• **AVAILABLE RECORDS**
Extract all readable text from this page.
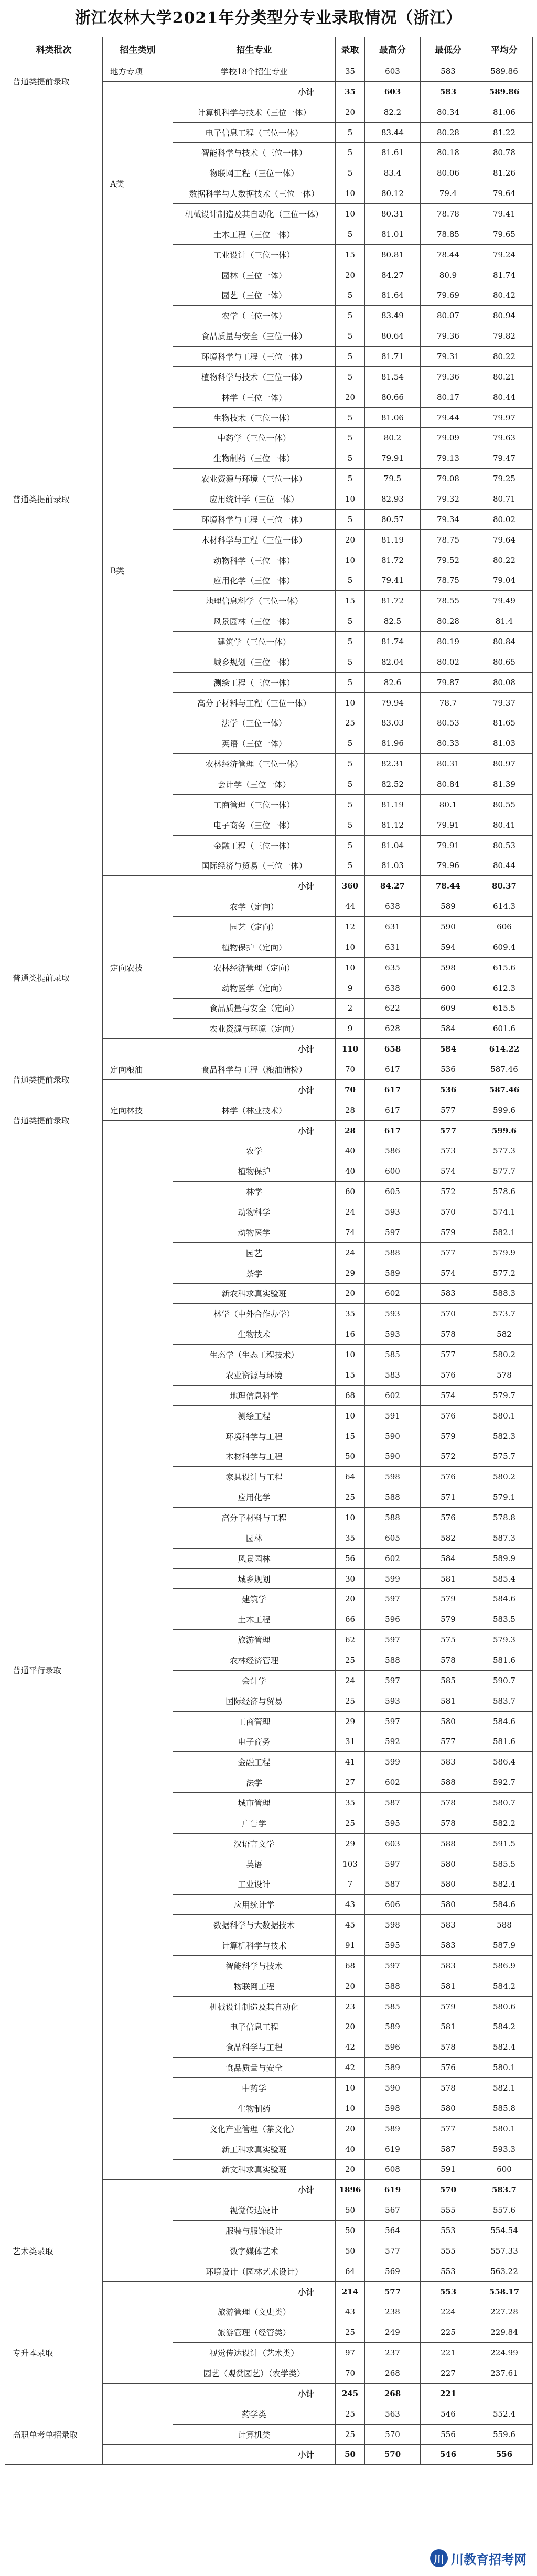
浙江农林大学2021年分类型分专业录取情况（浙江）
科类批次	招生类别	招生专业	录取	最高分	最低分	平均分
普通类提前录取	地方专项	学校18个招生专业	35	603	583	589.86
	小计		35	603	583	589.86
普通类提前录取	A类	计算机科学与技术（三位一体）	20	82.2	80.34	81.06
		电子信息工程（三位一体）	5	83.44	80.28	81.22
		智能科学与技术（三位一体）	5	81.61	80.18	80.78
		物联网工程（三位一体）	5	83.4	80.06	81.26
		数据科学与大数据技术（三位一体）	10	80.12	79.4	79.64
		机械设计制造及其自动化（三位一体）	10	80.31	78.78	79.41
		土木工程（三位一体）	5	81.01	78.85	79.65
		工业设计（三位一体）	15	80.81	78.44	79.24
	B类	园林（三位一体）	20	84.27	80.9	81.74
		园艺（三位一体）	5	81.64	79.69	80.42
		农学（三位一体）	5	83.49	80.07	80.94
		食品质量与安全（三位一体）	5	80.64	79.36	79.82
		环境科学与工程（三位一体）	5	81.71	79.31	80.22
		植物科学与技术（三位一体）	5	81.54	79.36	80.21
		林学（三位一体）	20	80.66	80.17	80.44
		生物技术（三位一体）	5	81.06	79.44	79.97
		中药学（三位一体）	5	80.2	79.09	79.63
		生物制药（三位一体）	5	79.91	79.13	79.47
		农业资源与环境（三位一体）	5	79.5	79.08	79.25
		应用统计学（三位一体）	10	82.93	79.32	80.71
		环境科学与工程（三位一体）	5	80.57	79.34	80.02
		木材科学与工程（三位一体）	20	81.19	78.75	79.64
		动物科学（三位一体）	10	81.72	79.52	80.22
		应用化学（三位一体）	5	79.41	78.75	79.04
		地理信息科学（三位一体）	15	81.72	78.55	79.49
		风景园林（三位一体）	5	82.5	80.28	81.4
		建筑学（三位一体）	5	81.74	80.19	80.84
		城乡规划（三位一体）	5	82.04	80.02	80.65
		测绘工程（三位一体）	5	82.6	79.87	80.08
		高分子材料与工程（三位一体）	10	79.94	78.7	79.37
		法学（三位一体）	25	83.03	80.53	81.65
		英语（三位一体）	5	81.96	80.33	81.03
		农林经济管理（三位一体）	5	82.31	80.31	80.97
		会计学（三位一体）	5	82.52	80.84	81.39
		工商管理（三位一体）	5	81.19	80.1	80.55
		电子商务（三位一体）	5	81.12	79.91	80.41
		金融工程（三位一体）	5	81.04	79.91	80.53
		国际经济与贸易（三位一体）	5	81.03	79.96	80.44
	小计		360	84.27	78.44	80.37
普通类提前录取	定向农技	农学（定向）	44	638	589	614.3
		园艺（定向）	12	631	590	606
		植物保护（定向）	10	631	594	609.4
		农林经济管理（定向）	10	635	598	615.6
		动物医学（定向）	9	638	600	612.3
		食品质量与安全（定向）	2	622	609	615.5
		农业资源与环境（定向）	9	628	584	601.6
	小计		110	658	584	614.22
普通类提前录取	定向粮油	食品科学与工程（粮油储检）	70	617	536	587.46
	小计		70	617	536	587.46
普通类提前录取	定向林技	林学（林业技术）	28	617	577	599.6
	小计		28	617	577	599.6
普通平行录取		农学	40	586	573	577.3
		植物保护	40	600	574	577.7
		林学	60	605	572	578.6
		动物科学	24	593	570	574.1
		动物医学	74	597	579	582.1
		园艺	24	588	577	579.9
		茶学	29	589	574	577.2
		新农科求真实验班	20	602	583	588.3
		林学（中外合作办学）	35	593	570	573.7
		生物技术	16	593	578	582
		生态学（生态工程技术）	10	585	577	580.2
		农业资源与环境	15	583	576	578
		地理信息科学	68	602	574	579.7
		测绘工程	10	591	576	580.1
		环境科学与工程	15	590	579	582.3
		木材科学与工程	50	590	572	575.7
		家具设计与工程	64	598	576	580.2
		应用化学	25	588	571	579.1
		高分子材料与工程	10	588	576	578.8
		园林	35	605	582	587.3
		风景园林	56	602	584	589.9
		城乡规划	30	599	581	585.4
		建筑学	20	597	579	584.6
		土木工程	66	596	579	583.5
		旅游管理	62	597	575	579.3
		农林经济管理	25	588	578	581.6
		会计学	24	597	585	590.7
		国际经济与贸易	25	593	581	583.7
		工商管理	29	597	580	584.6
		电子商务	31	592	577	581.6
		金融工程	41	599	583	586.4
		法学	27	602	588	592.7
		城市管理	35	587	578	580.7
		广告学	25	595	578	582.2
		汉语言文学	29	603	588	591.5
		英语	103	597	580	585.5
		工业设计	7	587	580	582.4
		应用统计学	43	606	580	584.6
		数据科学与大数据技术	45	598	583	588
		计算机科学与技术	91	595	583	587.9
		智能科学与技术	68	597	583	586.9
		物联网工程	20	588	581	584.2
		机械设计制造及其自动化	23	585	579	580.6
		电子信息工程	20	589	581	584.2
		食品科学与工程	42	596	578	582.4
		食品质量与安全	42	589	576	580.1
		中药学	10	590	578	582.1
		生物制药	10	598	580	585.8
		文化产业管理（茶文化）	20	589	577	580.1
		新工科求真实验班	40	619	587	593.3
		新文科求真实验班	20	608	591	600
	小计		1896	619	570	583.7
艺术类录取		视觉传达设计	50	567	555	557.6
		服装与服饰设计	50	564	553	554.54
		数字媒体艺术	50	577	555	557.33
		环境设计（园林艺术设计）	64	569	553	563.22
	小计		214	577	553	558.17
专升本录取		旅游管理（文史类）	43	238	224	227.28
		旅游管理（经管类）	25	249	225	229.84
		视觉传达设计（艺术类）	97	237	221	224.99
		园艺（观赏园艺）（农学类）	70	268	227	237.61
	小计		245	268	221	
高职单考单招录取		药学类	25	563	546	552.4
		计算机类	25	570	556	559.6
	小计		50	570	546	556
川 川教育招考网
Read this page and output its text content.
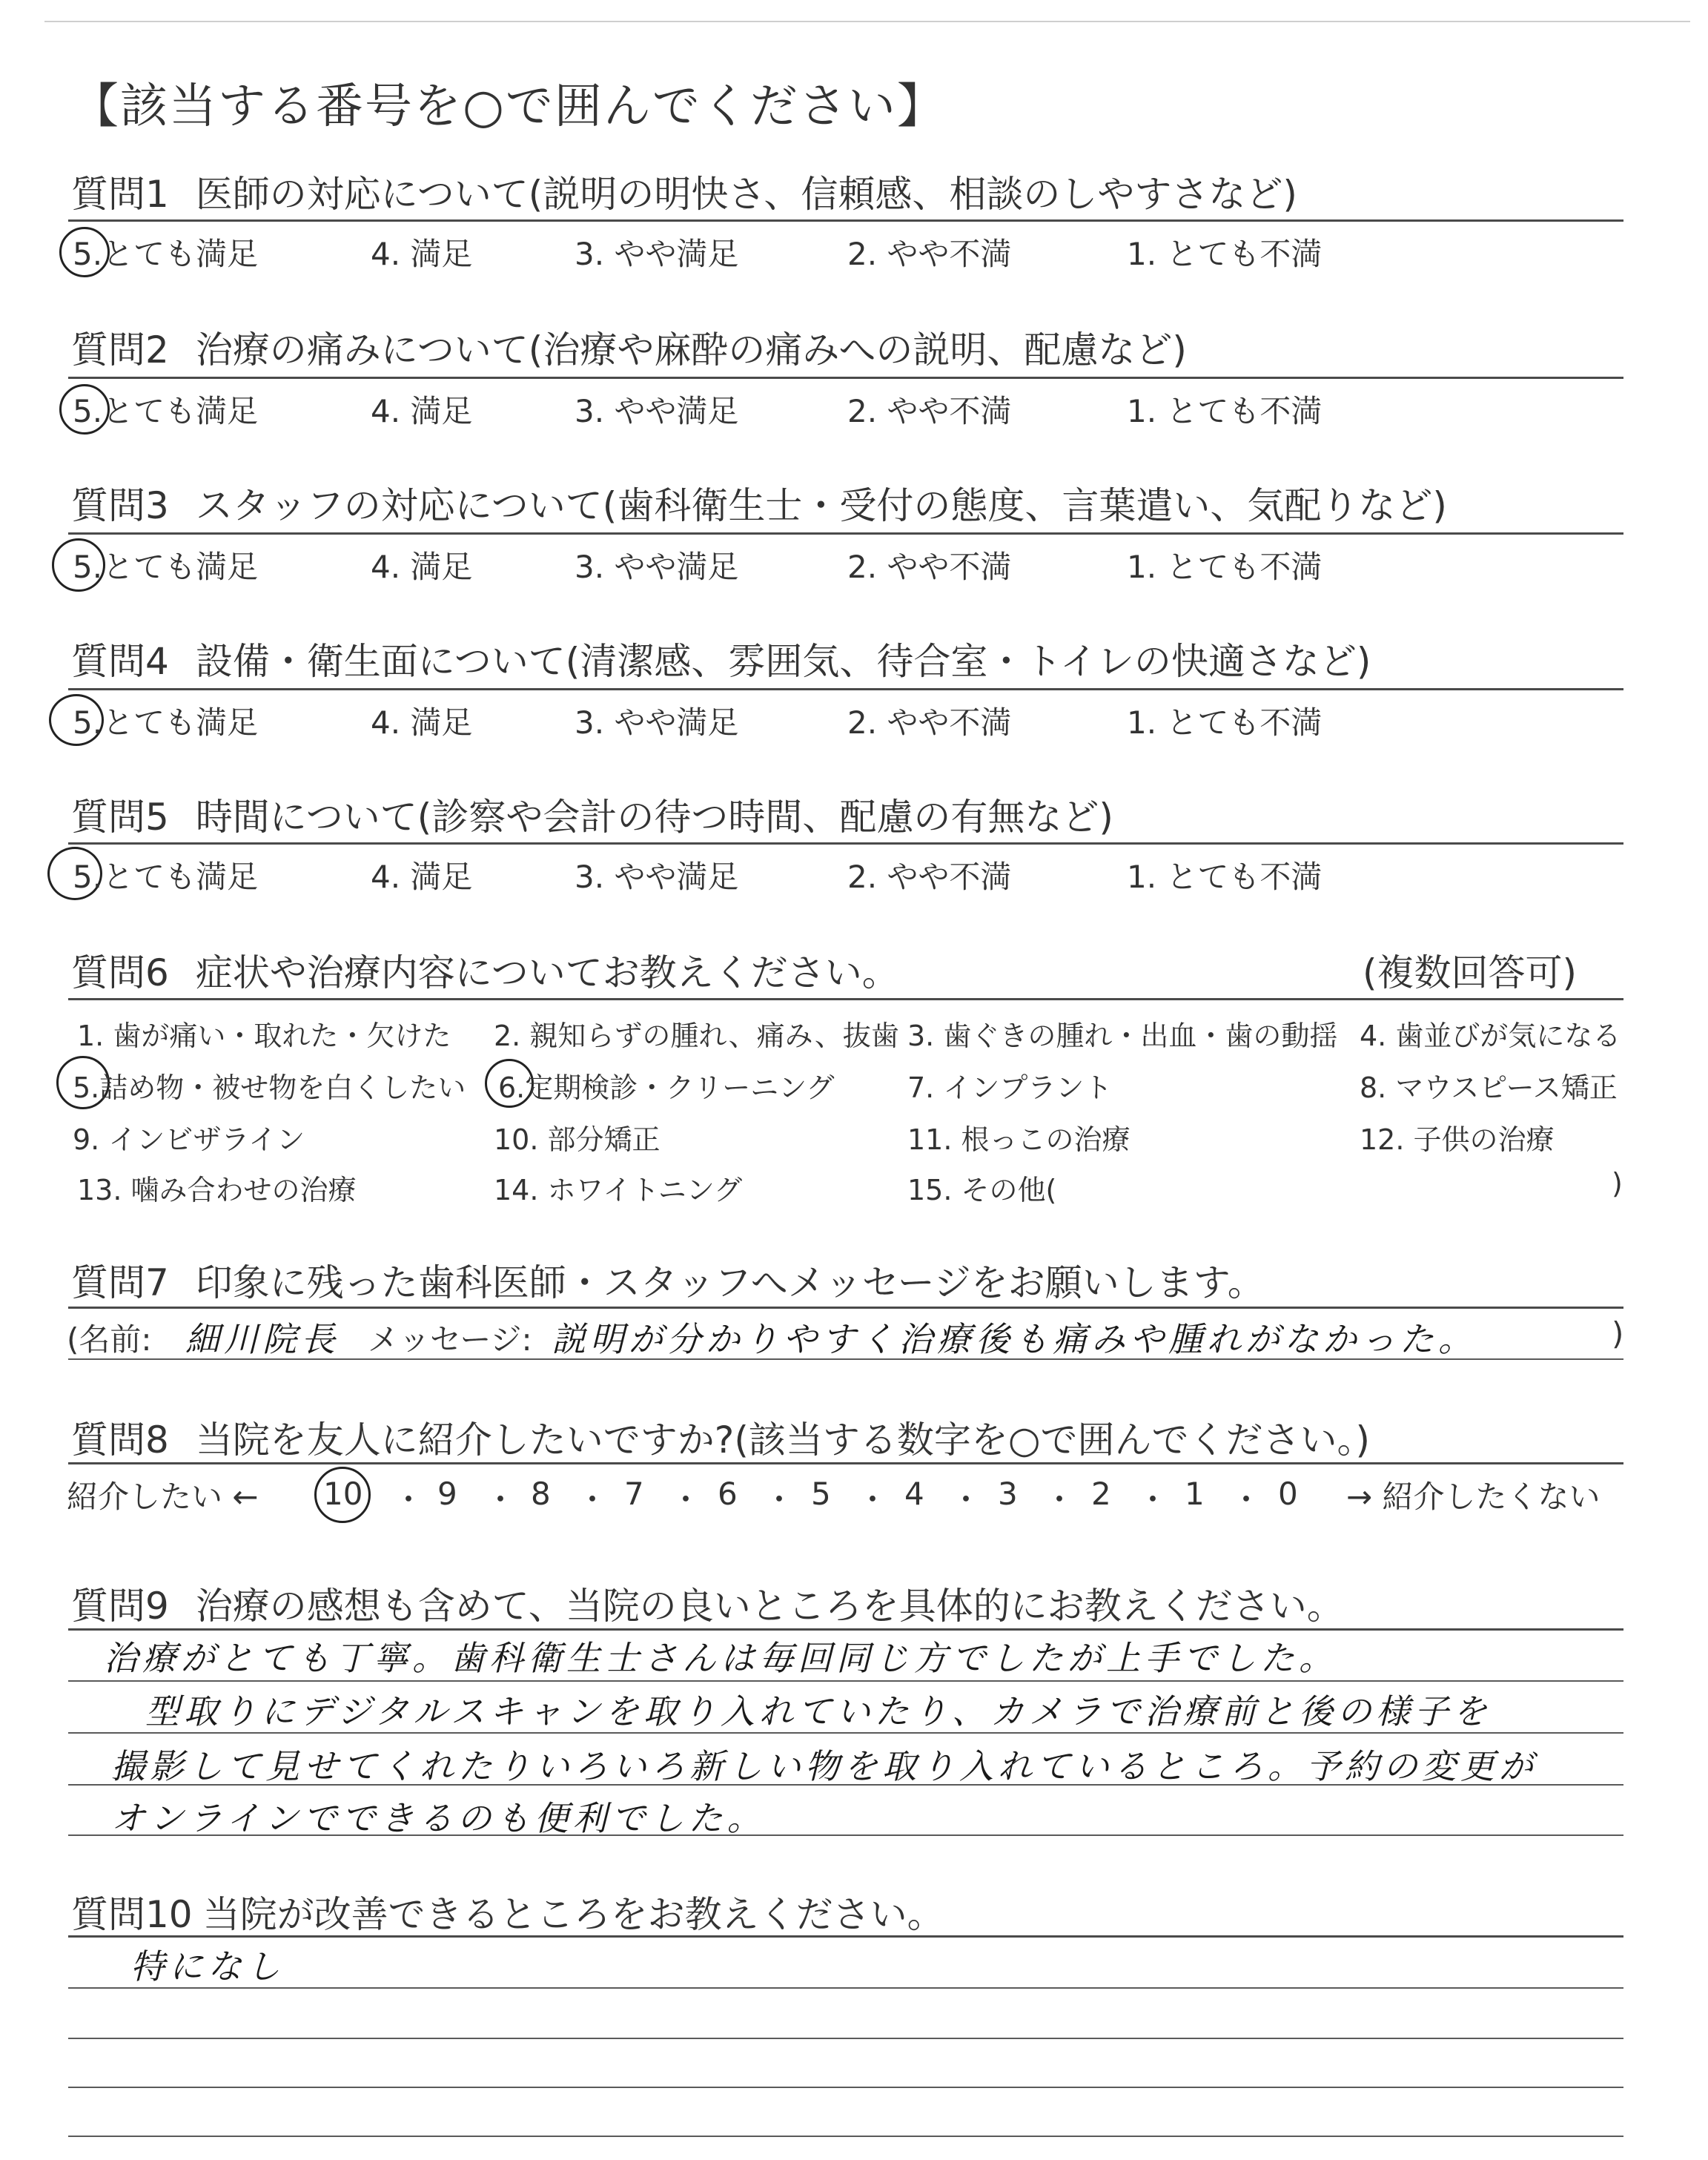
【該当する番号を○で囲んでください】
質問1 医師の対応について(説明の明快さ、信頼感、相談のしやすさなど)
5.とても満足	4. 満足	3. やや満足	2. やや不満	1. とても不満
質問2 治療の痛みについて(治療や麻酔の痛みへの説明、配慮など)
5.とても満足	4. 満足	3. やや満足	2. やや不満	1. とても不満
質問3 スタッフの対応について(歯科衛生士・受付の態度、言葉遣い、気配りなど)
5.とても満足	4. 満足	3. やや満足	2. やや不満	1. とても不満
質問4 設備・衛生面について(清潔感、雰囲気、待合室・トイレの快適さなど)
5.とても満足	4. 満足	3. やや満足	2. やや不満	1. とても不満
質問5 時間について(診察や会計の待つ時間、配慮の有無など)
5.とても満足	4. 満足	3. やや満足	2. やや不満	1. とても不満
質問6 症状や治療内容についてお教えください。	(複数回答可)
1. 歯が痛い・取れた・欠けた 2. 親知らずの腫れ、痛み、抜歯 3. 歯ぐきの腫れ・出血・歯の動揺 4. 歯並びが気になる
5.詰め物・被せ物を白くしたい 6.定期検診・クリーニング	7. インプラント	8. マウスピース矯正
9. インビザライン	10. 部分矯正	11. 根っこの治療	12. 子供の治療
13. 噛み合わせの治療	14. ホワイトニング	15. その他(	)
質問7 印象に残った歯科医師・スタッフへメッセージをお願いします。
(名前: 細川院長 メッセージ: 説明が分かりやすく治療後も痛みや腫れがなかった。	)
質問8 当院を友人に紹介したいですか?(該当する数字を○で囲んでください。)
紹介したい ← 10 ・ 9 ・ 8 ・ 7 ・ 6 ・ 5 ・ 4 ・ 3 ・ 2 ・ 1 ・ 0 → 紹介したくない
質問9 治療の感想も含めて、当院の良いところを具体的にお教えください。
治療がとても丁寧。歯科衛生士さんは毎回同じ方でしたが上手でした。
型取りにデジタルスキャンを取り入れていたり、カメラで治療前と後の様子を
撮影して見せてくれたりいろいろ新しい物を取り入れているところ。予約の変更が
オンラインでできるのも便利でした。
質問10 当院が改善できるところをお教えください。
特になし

• **YOUR OBJECTIVE**
Filter the listing for the word "食品质量与安全" and copy every line that holds it.

• **ANSWER TO THIS TASK**
		食品质量与安全（三位一体）	5	80.64	79.36	79.82
		食品质量与安全（定向）	2	622	609	615.5
		食品质量与安全	42	589	576	580.1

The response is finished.